* Exercise
Copy out all the lines in the records that include the word "mandatis".

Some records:
-- BEGIN --

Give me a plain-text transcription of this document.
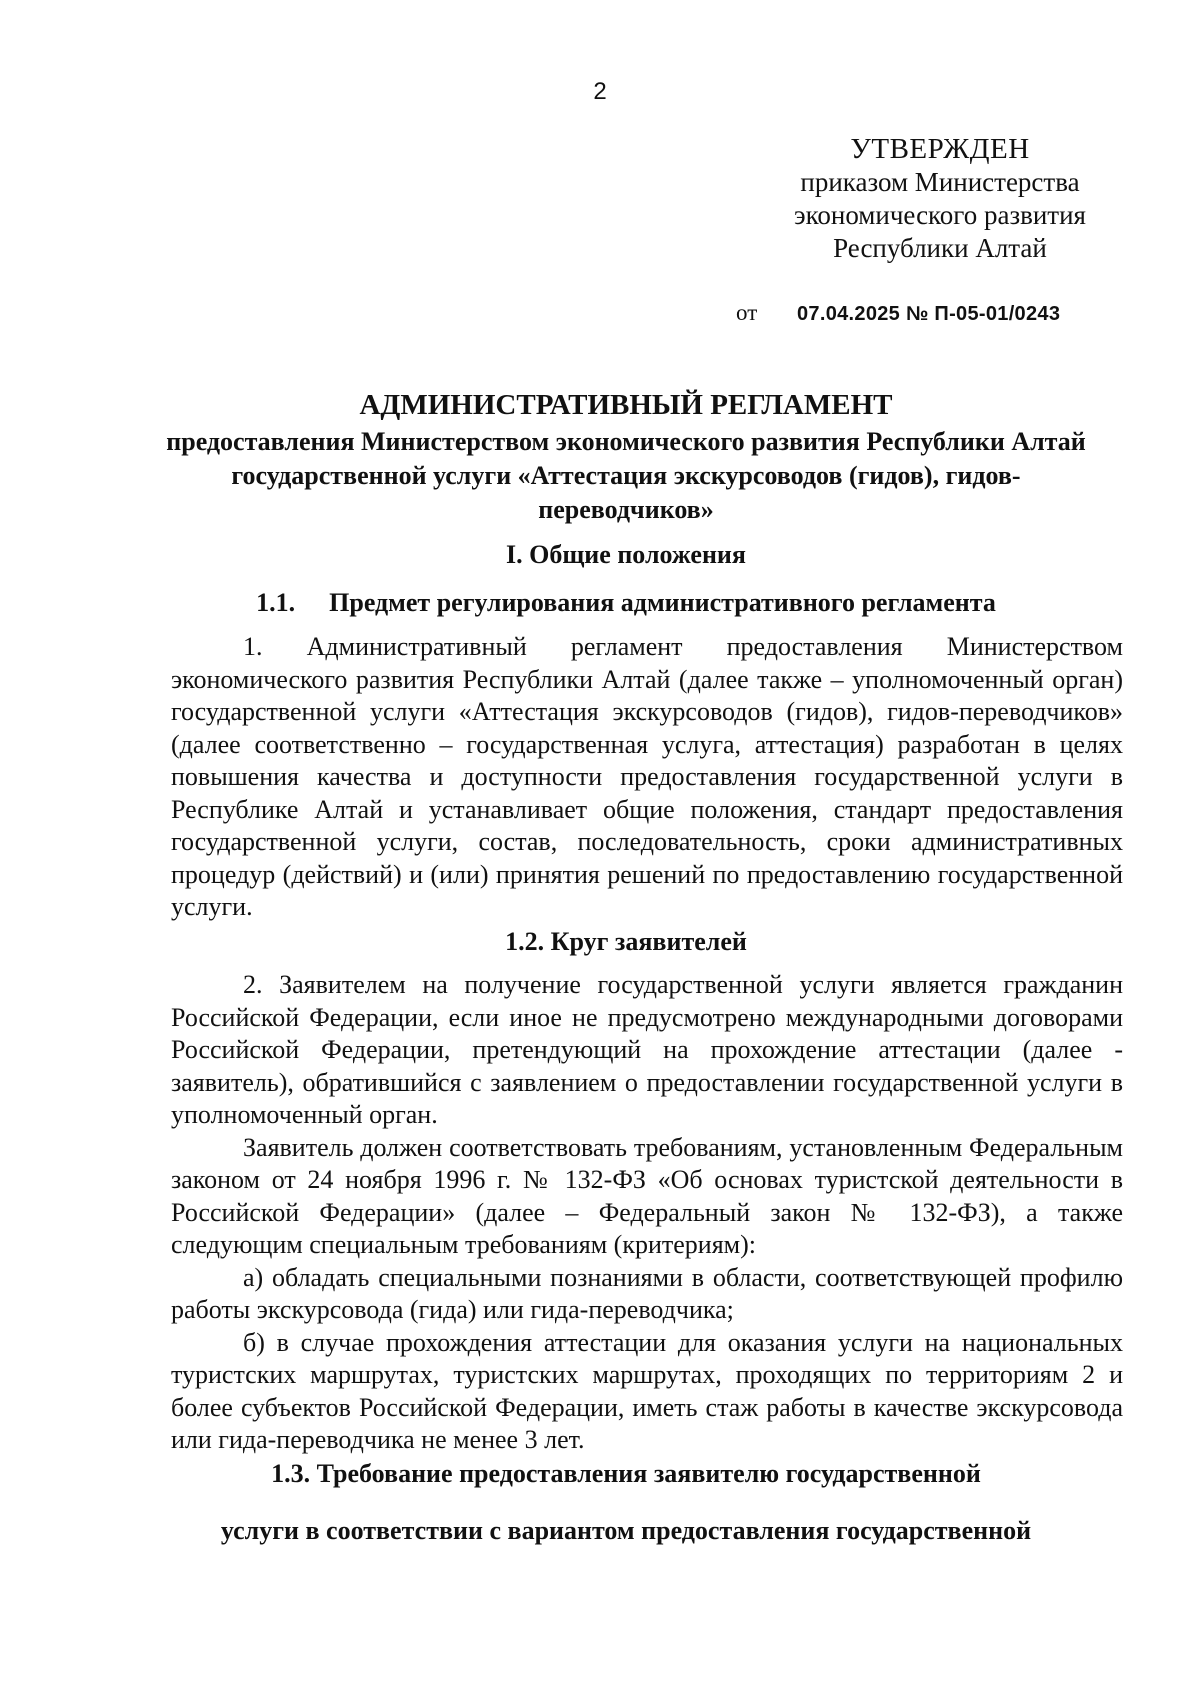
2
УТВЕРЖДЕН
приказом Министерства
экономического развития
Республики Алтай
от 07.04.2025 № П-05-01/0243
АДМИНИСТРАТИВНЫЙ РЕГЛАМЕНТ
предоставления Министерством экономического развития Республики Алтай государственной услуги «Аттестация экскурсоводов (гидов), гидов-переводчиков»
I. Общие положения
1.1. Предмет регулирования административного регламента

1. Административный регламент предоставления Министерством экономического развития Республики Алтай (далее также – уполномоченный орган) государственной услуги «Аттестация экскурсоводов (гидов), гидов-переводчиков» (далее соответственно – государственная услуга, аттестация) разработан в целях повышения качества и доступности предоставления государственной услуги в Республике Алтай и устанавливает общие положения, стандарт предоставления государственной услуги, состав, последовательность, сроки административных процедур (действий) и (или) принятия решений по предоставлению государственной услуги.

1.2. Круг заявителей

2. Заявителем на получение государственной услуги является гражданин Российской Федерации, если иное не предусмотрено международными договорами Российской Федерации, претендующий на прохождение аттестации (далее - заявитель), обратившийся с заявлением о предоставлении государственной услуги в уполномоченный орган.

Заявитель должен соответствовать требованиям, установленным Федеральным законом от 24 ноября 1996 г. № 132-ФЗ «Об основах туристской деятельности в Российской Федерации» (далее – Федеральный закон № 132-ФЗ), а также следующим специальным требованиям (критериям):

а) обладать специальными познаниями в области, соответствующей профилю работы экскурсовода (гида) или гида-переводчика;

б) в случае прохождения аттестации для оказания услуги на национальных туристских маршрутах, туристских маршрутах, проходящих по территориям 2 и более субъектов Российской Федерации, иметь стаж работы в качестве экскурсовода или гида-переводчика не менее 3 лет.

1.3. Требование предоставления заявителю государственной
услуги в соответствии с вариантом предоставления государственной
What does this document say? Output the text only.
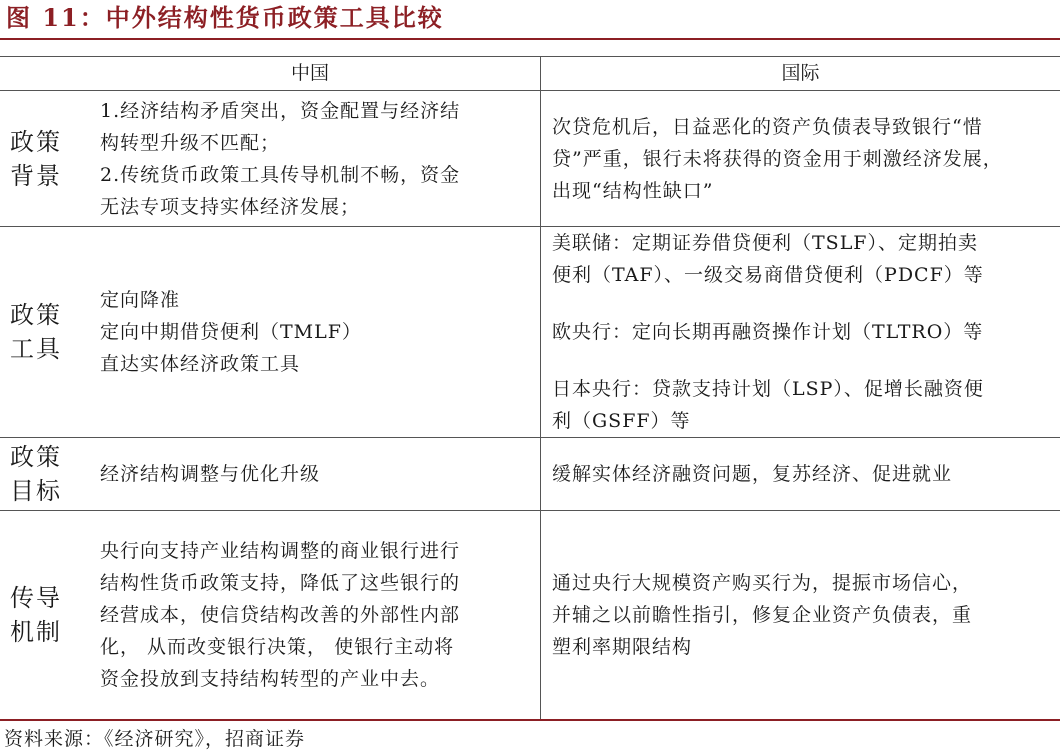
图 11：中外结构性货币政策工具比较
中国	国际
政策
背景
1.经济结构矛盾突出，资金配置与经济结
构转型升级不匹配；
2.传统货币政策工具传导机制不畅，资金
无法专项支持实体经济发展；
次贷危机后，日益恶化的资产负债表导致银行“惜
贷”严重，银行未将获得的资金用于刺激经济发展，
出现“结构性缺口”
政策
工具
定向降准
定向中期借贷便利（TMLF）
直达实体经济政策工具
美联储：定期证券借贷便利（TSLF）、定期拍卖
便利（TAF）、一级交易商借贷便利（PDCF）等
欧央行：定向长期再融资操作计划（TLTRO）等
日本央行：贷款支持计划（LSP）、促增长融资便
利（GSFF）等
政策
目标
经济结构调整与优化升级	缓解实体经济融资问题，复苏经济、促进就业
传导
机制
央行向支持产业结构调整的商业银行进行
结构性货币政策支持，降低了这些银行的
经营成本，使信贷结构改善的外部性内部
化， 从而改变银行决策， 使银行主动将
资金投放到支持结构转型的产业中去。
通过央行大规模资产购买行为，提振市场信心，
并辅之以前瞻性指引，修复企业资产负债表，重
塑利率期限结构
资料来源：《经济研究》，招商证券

-- END --
-- BEGIN --

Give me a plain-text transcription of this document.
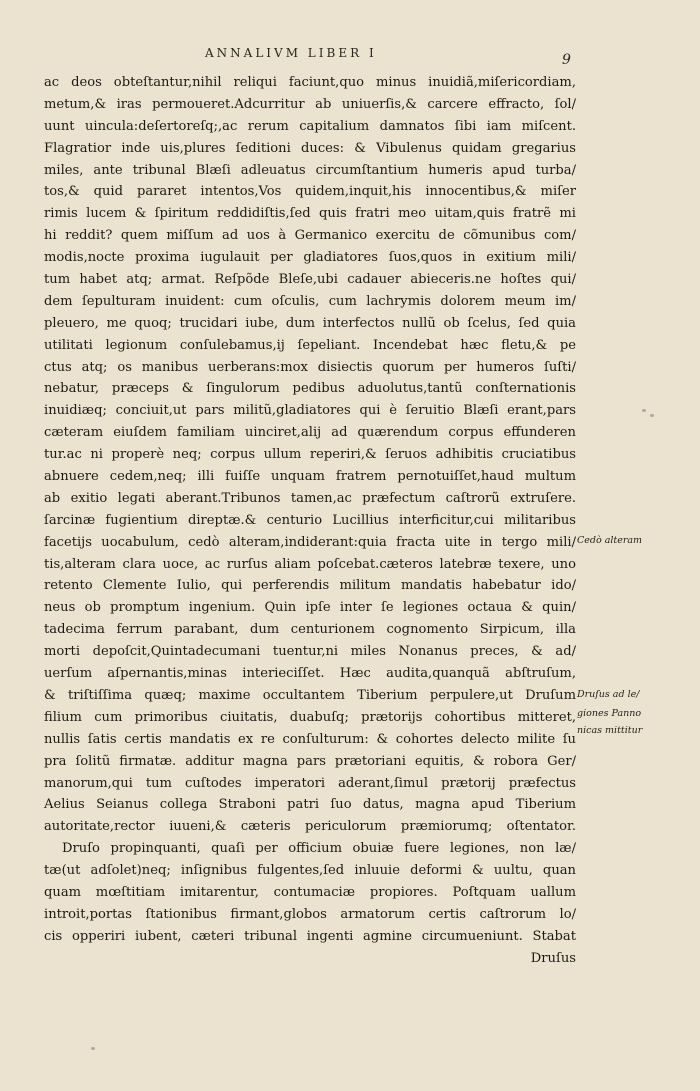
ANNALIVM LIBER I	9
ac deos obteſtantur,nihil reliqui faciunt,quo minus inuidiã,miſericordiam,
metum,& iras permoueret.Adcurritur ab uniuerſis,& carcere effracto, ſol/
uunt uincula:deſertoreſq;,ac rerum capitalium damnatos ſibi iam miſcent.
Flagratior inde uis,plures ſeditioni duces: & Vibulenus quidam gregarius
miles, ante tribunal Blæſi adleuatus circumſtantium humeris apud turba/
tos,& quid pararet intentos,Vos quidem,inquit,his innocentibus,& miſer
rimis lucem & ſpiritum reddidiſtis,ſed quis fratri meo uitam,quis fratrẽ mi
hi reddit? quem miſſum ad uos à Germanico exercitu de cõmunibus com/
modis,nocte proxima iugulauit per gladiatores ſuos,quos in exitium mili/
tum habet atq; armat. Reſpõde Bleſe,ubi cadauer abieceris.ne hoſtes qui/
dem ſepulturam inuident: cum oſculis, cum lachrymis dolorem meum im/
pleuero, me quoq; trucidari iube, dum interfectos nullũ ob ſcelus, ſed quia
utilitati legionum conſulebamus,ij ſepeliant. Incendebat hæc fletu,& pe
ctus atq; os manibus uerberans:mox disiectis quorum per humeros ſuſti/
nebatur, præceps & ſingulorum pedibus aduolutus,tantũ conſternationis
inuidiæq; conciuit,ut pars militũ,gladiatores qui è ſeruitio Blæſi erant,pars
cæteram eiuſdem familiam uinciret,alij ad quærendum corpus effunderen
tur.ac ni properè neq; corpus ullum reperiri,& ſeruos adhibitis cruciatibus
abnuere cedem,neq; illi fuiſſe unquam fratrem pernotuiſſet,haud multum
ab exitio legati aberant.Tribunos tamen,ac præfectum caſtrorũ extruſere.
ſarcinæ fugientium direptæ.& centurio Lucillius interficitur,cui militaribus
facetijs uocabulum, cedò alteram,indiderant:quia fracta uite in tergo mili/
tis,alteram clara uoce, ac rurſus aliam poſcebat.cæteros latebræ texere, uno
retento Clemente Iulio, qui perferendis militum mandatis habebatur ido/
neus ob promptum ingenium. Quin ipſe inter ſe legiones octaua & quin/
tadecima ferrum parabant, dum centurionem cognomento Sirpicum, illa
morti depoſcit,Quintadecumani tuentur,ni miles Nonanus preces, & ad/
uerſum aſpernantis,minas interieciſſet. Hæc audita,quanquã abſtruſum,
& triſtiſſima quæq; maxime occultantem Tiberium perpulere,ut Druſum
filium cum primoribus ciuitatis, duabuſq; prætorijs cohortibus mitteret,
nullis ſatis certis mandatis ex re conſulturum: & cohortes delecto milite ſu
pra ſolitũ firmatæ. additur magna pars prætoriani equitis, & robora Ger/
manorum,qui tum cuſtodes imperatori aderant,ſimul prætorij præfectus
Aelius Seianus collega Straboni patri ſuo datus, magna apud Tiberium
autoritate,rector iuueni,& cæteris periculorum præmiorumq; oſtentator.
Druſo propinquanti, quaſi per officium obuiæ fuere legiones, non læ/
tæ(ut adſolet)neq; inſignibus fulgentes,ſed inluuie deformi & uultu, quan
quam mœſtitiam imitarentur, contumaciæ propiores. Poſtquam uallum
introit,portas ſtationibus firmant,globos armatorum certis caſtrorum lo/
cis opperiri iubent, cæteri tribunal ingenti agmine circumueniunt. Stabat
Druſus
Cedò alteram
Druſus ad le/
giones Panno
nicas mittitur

-- END --

* Exercise answer
retento Clemente Iulio, qui perferendis militum mandatis habebatur ido/
nullis ſatis certis mandatis ex re conſulturum: & cohortes delecto milite ſu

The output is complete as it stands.